[Labeled region entries]
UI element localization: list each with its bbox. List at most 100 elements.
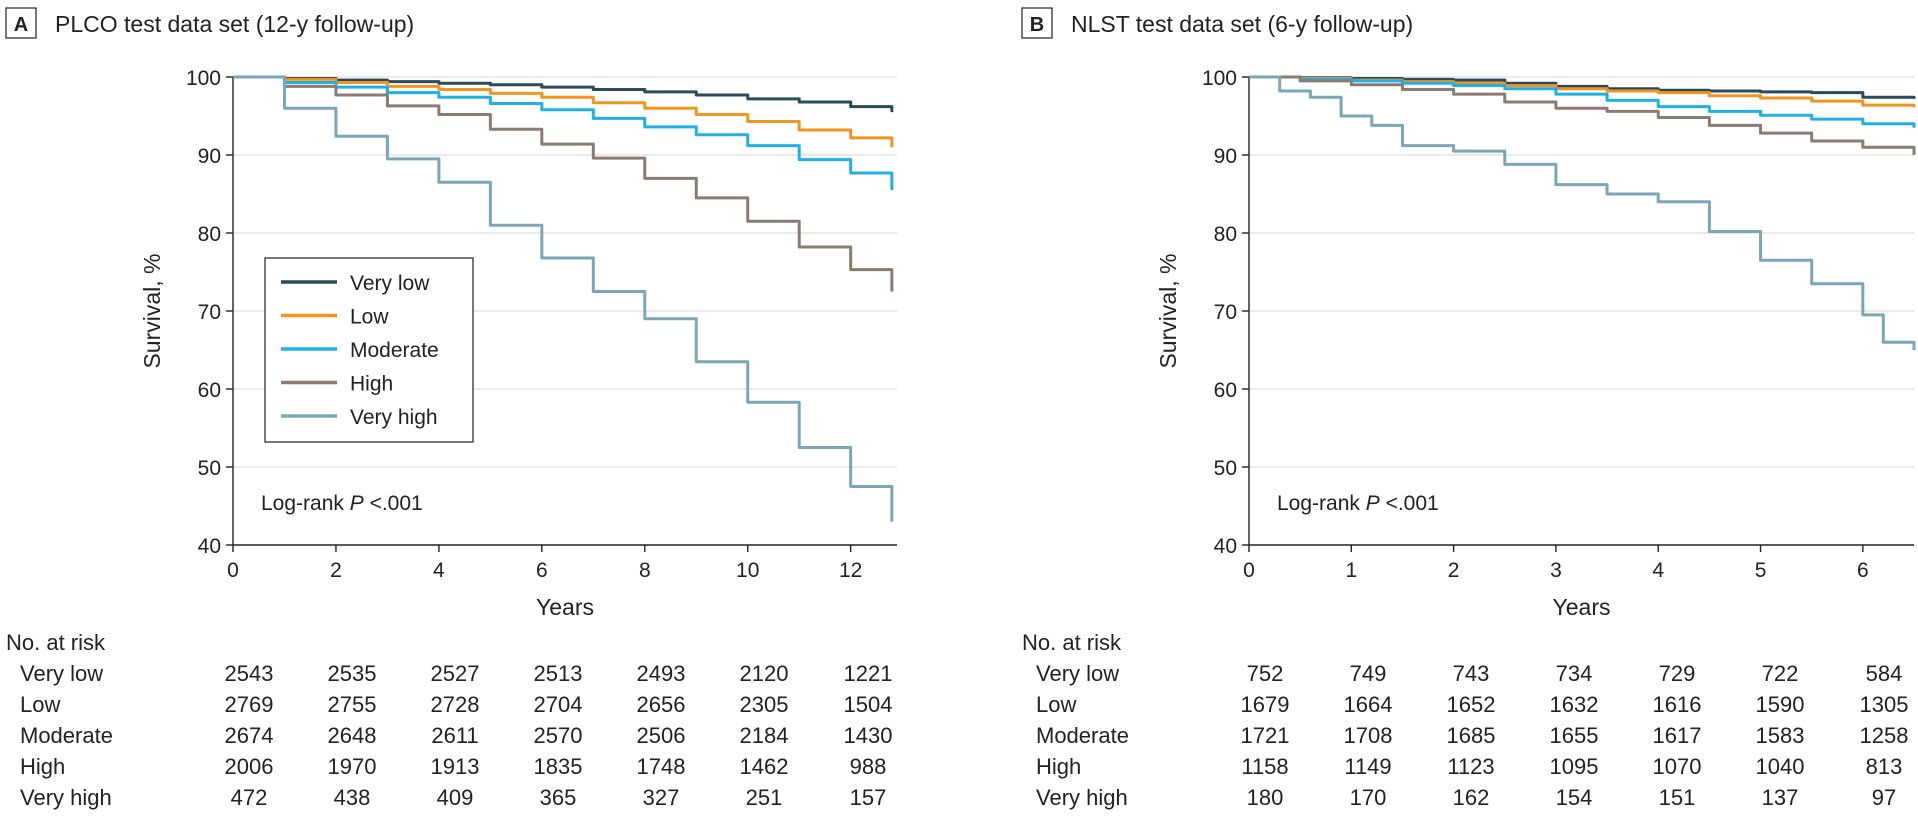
risk-value: 365 (540, 785, 577, 810)
y-tick-label: 40 (1214, 535, 1237, 558)
risk-value: 154 (1556, 785, 1593, 810)
legend: Very low Low Moderate High Very high (264, 257, 474, 443)
risk-value: 1655 (1550, 723, 1599, 748)
risk-value: 1617 (1653, 723, 1702, 748)
risk-value: 2184 (740, 723, 789, 748)
panel-title: PLCO test data set (12-y follow-up) (55, 11, 414, 37)
risk-value: 151 (1659, 785, 1696, 810)
legend-label: Low (350, 306, 389, 329)
y-axis-label: Survival, % (139, 253, 165, 368)
series-line-moderate (233, 75, 894, 191)
risk-value: 1970 (328, 754, 377, 779)
risk-value: 584 (1866, 661, 1903, 686)
risk-row-label: Very high (20, 785, 112, 810)
panel-letter: A (14, 14, 28, 36)
risk-value: 1149 (1344, 754, 1391, 779)
risk-value: 1123 (1447, 754, 1494, 779)
x-tick-label: 1 (1345, 559, 1357, 582)
risk-value: 734 (1556, 661, 1593, 686)
risk-row-label: Very low (1036, 661, 1119, 686)
risk-value: 1632 (1550, 692, 1599, 717)
risk-value: 1590 (1756, 692, 1805, 717)
risk-value: 2755 (328, 692, 377, 717)
annot-suffix: <.001 (1380, 492, 1439, 515)
risk-row-label: High (20, 754, 65, 779)
risk-value: 2728 (431, 692, 480, 717)
risk-value: 2648 (328, 723, 377, 748)
legend-label: Very high (350, 406, 438, 429)
risk-value: 729 (1659, 661, 1696, 686)
risk-value: 137 (1762, 785, 1799, 810)
risk-value: 2493 (637, 661, 686, 686)
risk-value: 2611 (431, 723, 478, 748)
series-line-very-high (1249, 75, 1916, 350)
y-tick-label: 40 (198, 535, 221, 558)
risk-value: 1070 (1653, 754, 1702, 779)
risk-value: 409 (437, 785, 474, 810)
risk-value: 2543 (225, 661, 274, 686)
y-tick-label: 60 (1214, 379, 1237, 402)
risk-value: 1616 (1653, 692, 1702, 717)
risk-value: 988 (850, 754, 887, 779)
risk-value: 1504 (844, 692, 893, 717)
risk-value: 327 (643, 785, 680, 810)
risk-value: 749 (1350, 661, 1387, 686)
risk-value: 1095 (1550, 754, 1599, 779)
risk-row-label: Moderate (20, 723, 113, 748)
x-axis-label: Years (1553, 594, 1611, 620)
x-tick-label: 6 (1857, 559, 1869, 582)
x-axis-label: Years (536, 594, 594, 620)
risk-value: 2513 (534, 661, 583, 686)
risk-table: No. at risk Very low 752 749 743 734 729 722 584… (1022, 630, 1908, 810)
risk-row-label: High (1036, 754, 1081, 779)
x-tick-label: 2 (330, 559, 342, 582)
series-line-moderate (1249, 75, 1916, 128)
risk-value: 472 (231, 785, 268, 810)
y-tick-label: 70 (1214, 301, 1237, 324)
risk-value: 2527 (431, 661, 480, 686)
risk-value: 251 (746, 785, 783, 810)
risk-value: 1221 (844, 661, 893, 686)
y-tick-label: 50 (198, 457, 221, 480)
risk-value: 1040 (1756, 754, 1805, 779)
annot-p: P (350, 492, 364, 515)
risk-value: 2535 (328, 661, 377, 686)
y-tick-label: 50 (1214, 457, 1237, 480)
y-tick-label: 80 (198, 223, 221, 246)
annot-prefix: Log-rank (1277, 492, 1366, 515)
series-line-very-low (1249, 75, 1916, 99)
risk-value: 97 (1872, 785, 1896, 810)
log-rank-annotation: Log-rank P <.001 (261, 492, 423, 515)
risk-table-header: No. at risk (6, 630, 106, 655)
annot-prefix: Log-rank (261, 492, 350, 515)
risk-value: 1748 (637, 754, 686, 779)
risk-value: 722 (1762, 661, 1799, 686)
y-tick-label: 90 (198, 145, 221, 168)
x-tick-label: 4 (433, 559, 445, 582)
risk-value: 1679 (1241, 692, 1290, 717)
risk-value: 1258 (1860, 723, 1909, 748)
y-tick-label: 100 (186, 67, 221, 90)
risk-value: 1664 (1344, 692, 1393, 717)
y-tick-label: 100 (1202, 67, 1237, 90)
risk-value: 180 (1247, 785, 1284, 810)
risk-value: 2006 (225, 754, 274, 779)
risk-table: No. at risk Very low 2543 2535 2527 2513 2493 2… (6, 630, 892, 810)
legend-label: Very low (350, 272, 430, 295)
series-line-very-high (233, 75, 894, 522)
x-tick-label: 0 (227, 559, 239, 582)
x-tick-label: 0 (1243, 559, 1255, 582)
risk-value: 1721 (1241, 723, 1290, 748)
risk-value: 1305 (1860, 692, 1909, 717)
risk-value: 2305 (740, 692, 789, 717)
risk-table-header: No. at risk (1022, 630, 1122, 655)
risk-value: 2120 (740, 661, 789, 686)
risk-value: 1462 (740, 754, 789, 779)
risk-value: 813 (1866, 754, 1903, 779)
x-tick-label: 4 (1652, 559, 1664, 582)
log-rank-annotation: Log-rank P <.001 (1277, 492, 1439, 515)
risk-row-label: Very low (20, 661, 103, 686)
x-tick-label: 8 (639, 559, 651, 582)
y-tick-label: 60 (198, 379, 221, 402)
risk-value: 1913 (431, 754, 480, 779)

• Direction:
Lay out these lines as a JSON list of strings, one string per line, leaving out blank lines and the pictures; cover every item.

• Written solution:
[
  "UI element localization: list each with its bbox. List at most 100 elements.",
  "risk-value: 365 (540, 785, 577, 810)",
  "y-tick-label: 40 (1214, 535, 1237, 558)",
  "risk-value: 154 (1556, 785, 1593, 810)",
  "legend: Very low Low Moderate High Very high (264, 257, 474, 443)",
  "risk-value: 1655 (1550, 723, 1599, 748)",
  "risk-value: 1617 (1653, 723, 1702, 748)",
  "risk-value: 2184 (740, 723, 789, 748)",
  "panel-title: PLCO test data set (12-y follow-up) (55, 11, 414, 37)",
  "risk-value: 151 (1659, 785, 1696, 810)",
  "legend-label: Low (350, 306, 389, 329)",
  "y-axis-label: Survival, % (139, 253, 165, 368)",
  "series-line-moderate (233, 75, 894, 191)",
  "risk-value: 1970 (328, 754, 377, 779)",
  "risk-value: 584 (1866, 661, 1903, 686)",
  "risk-row-label: Very high (20, 785, 112, 810)",
  "panel-letter: A (14, 14, 28, 36)",
  "risk-value: 1149 (1344, 754, 1391, 779)",
  "risk-value: 1123 (1447, 754, 1494, 779)",
  "x-tick-label: 1 (1345, 559, 1357, 582)",
  "risk-value: 734 (1556, 661, 1593, 686)",
  "risk-row-label: Very low (1036, 661, 1119, 686)",
  "risk-value: 1632 (1550, 692, 1599, 717)",
  "risk-value: 1590 (1756, 692, 1805, 717)",
  "risk-value: 2755 (328, 692, 377, 717)",
  "annot-suffix: <.001 (1380, 492, 1439, 515)",
  "risk-row-label: High (20, 754, 65, 779)",
  "risk-value: 2728 (431, 692, 480, 717)",
  "risk-value: 2648 (328, 723, 377, 748)",
  "legend-label: Very high (350, 406, 438, 429)",
  "risk-value: 729 (1659, 661, 1696, 686)",
  "risk-value: 137 (1762, 785, 1799, 810)",
  "risk-value: 2493 (637, 661, 686, 686)",
  "risk-value: 2611 (431, 723, 478, 748)",
  "series-line-very-high (1249, 75, 1916, 350)",
  "y-tick-label: 40 (198, 535, 221, 558)",
  "risk-value: 1070 (1653, 754, 1702, 779)",
  "risk-value: 409 (437, 785, 474, 810)",
  "risk-value: 2543 (225, 661, 274, 686)",
  "y-tick-label: 60 (1214, 379, 1237, 402)",
  "risk-value: 1616 (1653, 692, 1702, 717)",
  "risk-value: 988 (850, 754, 887, 779)",
  "risk-value: 1504 (844, 692, 893, 717)",
  "risk-value: 327 (643, 785, 680, 810)",
  "risk-value: 749 (1350, 661, 1387, 686)",
  "risk-value: 1095 (1550, 754, 1599, 779)",
  "risk-row-label: Moderate (20, 723, 113, 748)",
  "x-axis-label: Years (1553, 594, 1611, 620)",
  "x-tick-label: 6 (1857, 559, 1869, 582)",
  "x-axis-label: Years (536, 594, 594, 620)",
  "risk-value: 2513 (534, 661, 583, 686)",
  "risk-table: No. at risk Very low 752 749 743 734 729 722 584… (1022, 630, 1908, 810)",
  "risk-row-label: High (1036, 754, 1081, 779)",
  "x-tick-label: 2 (330, 559, 342, 582)",
  "series-line-moderate (1249, 75, 1916, 128)",
  "risk-value: 472 (231, 785, 268, 810)",
  "y-tick-label: 70 (1214, 301, 1237, 324)",
  "risk-value: 2527 (431, 661, 480, 686)",
  "risk-value: 251 (746, 785, 783, 810)",
  "risk-value: 1221 (844, 661, 893, 686)",
  "y-tick-label: 50 (198, 457, 221, 480)",
  "risk-value: 1040 (1756, 754, 1805, 779)",
  "annot-p: P (350, 492, 364, 515)",
  "risk-value: 2535 (328, 661, 377, 686)",
  "y-tick-label: 50 (1214, 457, 1237, 480)",
  "y-tick-label: 80 (198, 223, 221, 246)",
  "annot-prefix: Log-rank (1277, 492, 1366, 515)",
  "series-line-very-low (1249, 75, 1916, 99)",
  "risk-value: 97 (1872, 785, 1896, 810)",
  "log-rank-annotation: Log-rank P <.001 (261, 492, 423, 515)",
  "risk-table-header: No. at risk (6, 630, 106, 655)",
  "annot-prefix: Log-rank (261, 492, 350, 515)",
  "risk-value: 1748 (637, 754, 686, 779)",
  "risk-value: 722 (1762, 661, 1799, 686)",
  "y-tick-label: 90 (198, 145, 221, 168)",
  "x-tick-label: 4 (433, 559, 445, 582)",
  "risk-value: 1679 (1241, 692, 1290, 717)",
  "risk-value: 1258 (1860, 723, 1909, 748)",
  "y-tick-label: 100 (186, 67, 221, 90)",
  "risk-value: 1664 (1344, 692, 1393, 717)",
  "y-tick-label: 100 (1202, 67, 1237, 90)",
  "risk-value: 180 (1247, 785, 1284, 810)",
  "risk-value: 2006 (225, 754, 274, 779)",
  "risk-table: No. at risk Very low 2543 2535 2527 2513 2493 2… (6, 630, 892, 810)",
  "legend-label: Very low (350, 272, 430, 295)",
  "series-line-very-high (233, 75, 894, 522)",
  "x-tick-label: 0 (227, 559, 239, 582)",
  "x-tick-label: 0 (1243, 559, 1255, 582)",
  "risk-value: 1721 (1241, 723, 1290, 748)",
  "risk-value: 1305 (1860, 692, 1909, 717)",
  "risk-value: 2305 (740, 692, 789, 717)",
  "risk-table-header: No. at risk (1022, 630, 1122, 655)",
  "risk-value: 2120 (740, 661, 789, 686)",
  "risk-value: 1462 (740, 754, 789, 779)",
  "risk-value: 813 (1866, 754, 1903, 779)",
  "x-tick-label: 4 (1652, 559, 1664, 582)",
  "log-rank-annotation: Log-rank P <.001 (1277, 492, 1439, 515)",
  "risk-row-label: Very low (20, 661, 103, 686)",
  "x-tick-label: 8 (639, 559, 651, 582)",
  "y-tick-label: 60 (198, 379, 221, 402)",
  "risk-value: 1913 (431, 754, 480, 779)"
]